BEGIN ENTRIES SHOWN

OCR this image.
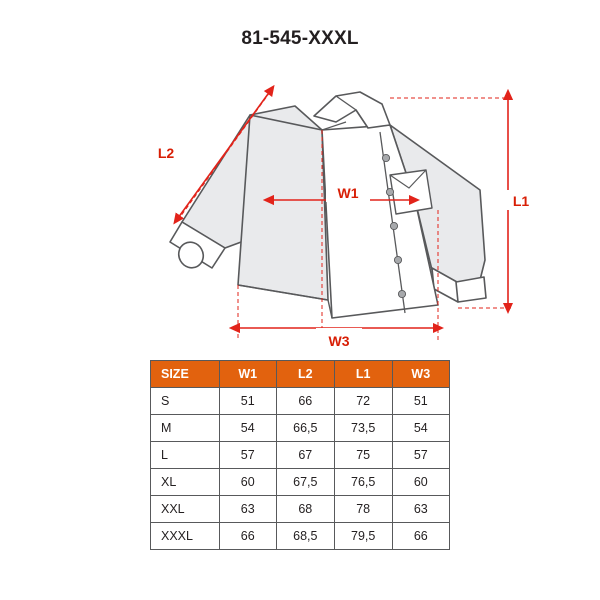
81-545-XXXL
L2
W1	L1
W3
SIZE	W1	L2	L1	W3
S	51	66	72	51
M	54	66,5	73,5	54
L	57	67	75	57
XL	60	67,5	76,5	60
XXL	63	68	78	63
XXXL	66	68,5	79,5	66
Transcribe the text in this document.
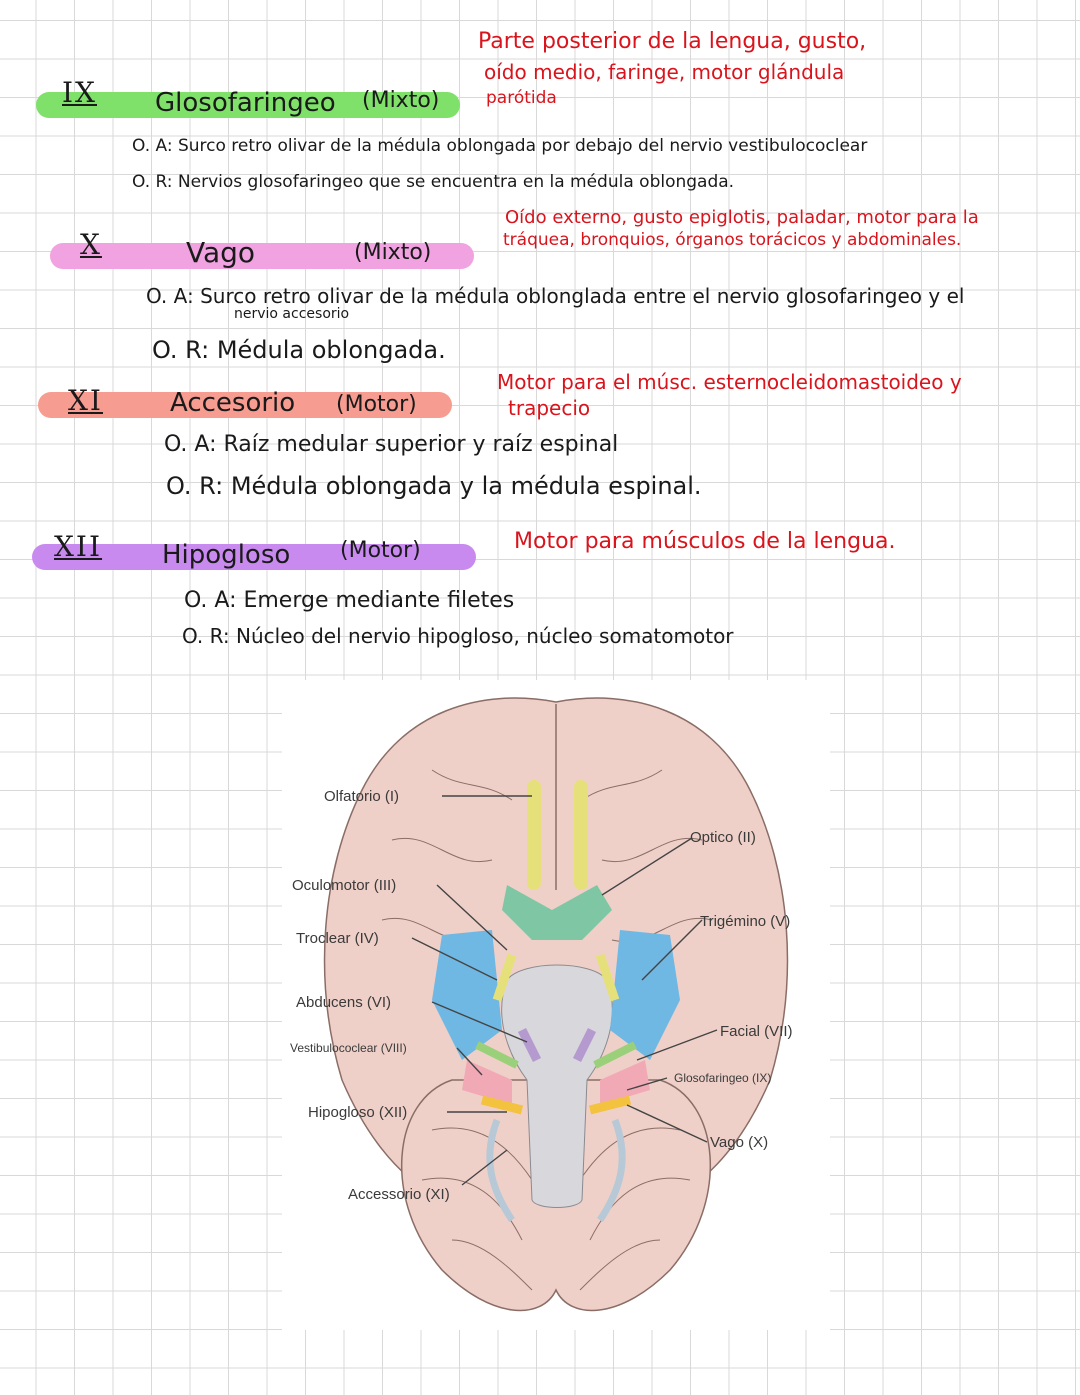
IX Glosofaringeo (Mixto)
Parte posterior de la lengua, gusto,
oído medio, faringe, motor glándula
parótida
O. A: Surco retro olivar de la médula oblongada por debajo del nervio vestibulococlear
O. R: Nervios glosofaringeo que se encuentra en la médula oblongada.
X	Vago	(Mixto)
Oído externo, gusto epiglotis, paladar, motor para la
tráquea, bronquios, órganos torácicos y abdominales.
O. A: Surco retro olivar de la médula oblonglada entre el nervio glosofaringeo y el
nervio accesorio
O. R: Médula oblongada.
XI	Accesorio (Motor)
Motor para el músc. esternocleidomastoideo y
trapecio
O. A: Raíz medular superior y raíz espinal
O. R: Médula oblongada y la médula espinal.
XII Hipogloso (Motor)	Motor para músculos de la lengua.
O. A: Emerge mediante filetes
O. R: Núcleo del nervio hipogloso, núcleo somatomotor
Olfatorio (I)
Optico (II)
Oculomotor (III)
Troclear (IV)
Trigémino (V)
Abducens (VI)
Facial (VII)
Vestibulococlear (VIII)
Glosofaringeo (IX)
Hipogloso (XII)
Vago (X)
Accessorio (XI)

END ENTRIES SHOWN

> **GIVEN EXERCISE**
Report how many lines of the data contain the word "Surco", using the number alone.

> **EXPECTED ANSWER**
2